Task requirements: Count how many lines contain "title" and reply with that number only.

Data entries:
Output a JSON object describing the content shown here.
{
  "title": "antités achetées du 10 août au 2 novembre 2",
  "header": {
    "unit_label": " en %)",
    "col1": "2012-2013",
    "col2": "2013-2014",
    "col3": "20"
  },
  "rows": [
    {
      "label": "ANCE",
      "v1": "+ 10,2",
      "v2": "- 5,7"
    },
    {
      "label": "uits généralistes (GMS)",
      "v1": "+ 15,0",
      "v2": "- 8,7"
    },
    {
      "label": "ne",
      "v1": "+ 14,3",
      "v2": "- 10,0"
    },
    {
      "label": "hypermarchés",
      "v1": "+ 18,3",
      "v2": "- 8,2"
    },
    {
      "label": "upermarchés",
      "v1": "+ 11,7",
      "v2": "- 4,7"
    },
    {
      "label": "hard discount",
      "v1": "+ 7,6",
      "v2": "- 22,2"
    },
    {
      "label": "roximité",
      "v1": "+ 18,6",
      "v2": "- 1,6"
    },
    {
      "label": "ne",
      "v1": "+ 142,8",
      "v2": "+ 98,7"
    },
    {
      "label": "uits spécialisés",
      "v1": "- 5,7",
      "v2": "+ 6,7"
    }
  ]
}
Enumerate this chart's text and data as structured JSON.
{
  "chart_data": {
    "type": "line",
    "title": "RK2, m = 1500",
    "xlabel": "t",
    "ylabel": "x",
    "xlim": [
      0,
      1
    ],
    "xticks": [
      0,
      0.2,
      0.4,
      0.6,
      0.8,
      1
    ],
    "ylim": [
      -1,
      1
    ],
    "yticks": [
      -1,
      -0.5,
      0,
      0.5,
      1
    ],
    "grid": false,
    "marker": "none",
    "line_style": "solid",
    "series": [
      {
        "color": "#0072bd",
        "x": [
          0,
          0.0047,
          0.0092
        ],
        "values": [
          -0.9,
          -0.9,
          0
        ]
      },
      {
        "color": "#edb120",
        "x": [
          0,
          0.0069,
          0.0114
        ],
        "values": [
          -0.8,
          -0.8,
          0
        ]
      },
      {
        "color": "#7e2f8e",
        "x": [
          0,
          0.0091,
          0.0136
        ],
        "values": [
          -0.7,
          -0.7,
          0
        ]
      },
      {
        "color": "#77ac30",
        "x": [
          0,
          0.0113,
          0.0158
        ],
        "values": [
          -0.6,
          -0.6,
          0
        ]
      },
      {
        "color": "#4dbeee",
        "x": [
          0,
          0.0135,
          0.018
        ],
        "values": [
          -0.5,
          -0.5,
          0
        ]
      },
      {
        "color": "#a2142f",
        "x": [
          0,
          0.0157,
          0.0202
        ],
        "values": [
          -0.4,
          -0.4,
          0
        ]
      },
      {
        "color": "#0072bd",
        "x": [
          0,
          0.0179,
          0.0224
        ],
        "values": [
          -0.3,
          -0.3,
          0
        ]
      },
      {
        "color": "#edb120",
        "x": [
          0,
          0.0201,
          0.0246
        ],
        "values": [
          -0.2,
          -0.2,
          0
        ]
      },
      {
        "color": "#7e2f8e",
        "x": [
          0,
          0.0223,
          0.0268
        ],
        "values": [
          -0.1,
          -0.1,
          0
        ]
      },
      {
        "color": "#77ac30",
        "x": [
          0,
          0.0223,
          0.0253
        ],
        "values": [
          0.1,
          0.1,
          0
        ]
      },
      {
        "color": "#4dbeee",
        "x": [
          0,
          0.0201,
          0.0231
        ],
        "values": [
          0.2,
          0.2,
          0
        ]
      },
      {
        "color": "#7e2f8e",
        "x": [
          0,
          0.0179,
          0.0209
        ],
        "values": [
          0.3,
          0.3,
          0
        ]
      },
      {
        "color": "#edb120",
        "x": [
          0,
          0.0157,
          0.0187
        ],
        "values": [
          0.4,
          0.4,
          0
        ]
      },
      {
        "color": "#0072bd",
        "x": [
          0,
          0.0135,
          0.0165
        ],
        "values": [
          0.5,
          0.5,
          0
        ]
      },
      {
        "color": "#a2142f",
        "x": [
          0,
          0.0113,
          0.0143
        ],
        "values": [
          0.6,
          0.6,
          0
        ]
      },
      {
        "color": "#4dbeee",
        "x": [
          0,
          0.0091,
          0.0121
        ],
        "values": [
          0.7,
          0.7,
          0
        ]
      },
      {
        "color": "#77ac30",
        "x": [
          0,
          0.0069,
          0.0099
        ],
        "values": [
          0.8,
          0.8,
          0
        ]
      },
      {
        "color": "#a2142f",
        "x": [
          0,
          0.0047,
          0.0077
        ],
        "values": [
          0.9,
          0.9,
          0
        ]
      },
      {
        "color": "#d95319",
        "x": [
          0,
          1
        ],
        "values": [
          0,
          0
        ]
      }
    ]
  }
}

Written reply: 2